=== Task statement ===
Scan the records for the string "image"; copy each line where it occurs.

(Stored entries)
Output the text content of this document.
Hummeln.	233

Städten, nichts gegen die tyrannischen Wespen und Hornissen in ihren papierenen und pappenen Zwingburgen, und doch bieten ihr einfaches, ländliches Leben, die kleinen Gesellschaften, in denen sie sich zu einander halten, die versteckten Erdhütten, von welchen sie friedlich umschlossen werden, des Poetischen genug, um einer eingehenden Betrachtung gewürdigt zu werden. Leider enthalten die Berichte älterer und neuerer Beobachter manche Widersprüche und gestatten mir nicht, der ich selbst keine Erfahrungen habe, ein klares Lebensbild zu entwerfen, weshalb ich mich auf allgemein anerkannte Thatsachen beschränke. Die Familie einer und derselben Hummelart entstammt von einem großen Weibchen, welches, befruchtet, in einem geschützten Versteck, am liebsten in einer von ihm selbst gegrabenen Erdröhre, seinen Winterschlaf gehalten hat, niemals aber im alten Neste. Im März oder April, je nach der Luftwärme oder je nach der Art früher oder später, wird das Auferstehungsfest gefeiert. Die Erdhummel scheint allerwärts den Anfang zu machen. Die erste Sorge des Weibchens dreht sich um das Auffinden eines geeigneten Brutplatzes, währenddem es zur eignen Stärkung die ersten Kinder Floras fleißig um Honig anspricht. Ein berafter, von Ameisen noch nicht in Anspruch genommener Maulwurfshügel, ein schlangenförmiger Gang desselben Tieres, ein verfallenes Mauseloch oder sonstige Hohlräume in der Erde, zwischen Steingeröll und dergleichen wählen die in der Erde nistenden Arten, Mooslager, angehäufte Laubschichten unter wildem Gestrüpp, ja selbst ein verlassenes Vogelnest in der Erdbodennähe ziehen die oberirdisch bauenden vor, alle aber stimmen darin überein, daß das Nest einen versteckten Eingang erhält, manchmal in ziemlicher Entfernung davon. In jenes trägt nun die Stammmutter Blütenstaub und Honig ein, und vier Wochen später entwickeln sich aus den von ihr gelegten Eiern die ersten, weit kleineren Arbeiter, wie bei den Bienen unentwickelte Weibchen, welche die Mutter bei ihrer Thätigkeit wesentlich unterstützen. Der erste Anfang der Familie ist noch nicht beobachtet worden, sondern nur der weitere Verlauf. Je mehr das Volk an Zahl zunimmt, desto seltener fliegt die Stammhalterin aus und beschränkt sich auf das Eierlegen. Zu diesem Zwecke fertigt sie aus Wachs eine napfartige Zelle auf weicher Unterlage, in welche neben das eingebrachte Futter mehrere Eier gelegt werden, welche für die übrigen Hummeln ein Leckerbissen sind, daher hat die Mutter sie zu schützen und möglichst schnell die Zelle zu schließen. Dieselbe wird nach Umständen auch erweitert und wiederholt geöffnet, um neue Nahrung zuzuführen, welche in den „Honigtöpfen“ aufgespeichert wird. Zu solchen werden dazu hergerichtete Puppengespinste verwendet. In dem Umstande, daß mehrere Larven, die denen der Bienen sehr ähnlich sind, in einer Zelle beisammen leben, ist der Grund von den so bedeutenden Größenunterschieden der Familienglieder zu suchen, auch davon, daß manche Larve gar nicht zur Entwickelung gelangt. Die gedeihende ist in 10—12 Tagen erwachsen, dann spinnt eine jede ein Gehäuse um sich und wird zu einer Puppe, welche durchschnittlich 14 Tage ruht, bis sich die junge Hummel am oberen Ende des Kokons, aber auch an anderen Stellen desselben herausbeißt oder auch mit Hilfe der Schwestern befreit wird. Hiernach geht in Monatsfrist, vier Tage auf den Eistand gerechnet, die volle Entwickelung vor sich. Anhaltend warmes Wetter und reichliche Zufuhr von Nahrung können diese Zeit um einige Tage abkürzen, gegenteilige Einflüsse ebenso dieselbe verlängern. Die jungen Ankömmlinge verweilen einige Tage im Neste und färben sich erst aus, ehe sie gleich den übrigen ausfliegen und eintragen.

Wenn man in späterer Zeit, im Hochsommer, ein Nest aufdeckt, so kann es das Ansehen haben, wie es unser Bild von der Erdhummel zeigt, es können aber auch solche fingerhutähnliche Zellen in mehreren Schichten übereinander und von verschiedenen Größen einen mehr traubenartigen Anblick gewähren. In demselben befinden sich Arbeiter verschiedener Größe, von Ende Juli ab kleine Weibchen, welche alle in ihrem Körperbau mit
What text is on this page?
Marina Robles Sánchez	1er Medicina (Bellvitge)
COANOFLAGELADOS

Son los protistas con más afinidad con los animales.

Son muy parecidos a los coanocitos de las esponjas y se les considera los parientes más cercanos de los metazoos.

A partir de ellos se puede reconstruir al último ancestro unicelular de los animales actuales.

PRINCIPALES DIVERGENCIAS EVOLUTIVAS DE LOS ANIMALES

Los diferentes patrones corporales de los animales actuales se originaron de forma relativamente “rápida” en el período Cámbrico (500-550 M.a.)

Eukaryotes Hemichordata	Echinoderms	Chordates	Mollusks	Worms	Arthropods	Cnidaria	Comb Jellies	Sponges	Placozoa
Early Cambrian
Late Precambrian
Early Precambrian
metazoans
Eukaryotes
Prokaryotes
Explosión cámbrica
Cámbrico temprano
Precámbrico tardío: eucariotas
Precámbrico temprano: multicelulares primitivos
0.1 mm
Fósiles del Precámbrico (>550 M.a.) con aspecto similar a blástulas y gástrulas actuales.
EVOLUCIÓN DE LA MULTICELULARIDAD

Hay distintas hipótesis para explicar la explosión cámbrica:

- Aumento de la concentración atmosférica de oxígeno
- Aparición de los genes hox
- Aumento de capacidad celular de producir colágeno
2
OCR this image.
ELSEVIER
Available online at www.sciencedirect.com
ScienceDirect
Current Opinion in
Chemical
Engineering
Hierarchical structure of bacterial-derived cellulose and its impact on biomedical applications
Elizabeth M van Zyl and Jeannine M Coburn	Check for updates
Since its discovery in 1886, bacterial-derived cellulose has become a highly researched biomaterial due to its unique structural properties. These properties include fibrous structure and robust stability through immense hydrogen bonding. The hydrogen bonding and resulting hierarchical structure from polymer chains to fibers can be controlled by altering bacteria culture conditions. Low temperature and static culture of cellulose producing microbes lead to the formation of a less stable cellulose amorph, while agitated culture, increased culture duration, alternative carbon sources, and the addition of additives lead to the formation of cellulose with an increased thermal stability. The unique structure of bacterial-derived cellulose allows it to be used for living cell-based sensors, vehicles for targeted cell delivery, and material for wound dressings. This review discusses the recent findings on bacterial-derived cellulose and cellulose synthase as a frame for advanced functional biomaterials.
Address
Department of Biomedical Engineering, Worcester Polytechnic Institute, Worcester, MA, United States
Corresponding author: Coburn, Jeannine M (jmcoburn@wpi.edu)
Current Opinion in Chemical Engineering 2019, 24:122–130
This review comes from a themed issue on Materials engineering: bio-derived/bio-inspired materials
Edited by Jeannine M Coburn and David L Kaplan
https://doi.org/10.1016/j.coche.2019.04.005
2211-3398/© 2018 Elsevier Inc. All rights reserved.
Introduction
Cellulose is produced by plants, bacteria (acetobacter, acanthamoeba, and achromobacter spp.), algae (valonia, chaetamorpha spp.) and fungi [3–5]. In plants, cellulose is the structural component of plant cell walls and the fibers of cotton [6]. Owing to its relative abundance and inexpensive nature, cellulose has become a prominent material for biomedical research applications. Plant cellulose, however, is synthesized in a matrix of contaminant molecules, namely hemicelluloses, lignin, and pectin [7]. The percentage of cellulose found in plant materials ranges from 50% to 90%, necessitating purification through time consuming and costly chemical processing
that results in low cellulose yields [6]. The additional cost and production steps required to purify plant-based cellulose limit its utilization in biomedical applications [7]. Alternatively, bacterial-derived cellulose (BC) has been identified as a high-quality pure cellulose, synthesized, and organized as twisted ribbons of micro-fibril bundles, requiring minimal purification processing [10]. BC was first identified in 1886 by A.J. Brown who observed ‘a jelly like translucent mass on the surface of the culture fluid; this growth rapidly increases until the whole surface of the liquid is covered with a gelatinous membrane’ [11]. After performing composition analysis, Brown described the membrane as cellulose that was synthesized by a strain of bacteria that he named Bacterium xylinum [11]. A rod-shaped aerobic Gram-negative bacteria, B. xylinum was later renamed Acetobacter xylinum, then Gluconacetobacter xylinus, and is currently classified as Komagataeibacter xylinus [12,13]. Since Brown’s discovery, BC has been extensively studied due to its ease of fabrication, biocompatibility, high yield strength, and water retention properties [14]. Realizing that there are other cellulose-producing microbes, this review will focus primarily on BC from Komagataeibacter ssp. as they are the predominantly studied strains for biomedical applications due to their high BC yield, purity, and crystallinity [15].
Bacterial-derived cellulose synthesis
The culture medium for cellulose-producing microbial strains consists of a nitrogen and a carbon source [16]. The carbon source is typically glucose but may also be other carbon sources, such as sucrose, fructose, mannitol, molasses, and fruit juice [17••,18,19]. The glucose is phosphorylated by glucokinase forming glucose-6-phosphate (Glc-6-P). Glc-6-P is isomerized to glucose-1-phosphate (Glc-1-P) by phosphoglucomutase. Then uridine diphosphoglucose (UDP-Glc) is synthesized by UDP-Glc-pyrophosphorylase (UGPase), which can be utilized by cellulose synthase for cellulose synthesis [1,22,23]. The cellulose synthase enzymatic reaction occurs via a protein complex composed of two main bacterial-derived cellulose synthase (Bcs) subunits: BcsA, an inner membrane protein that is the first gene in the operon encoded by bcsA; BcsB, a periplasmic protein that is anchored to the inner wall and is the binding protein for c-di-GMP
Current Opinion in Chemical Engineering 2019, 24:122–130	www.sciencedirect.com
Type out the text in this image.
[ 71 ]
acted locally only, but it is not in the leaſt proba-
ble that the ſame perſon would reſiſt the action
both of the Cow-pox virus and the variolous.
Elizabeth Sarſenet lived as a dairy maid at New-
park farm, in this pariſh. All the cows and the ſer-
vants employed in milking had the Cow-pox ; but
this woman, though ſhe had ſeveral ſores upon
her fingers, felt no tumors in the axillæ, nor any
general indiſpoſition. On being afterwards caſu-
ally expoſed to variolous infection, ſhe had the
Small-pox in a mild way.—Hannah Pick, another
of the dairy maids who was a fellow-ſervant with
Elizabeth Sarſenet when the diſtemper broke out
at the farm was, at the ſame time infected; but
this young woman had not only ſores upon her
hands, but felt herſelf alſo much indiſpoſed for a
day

=== Result ===
OCR this image.
Type out the text in this image.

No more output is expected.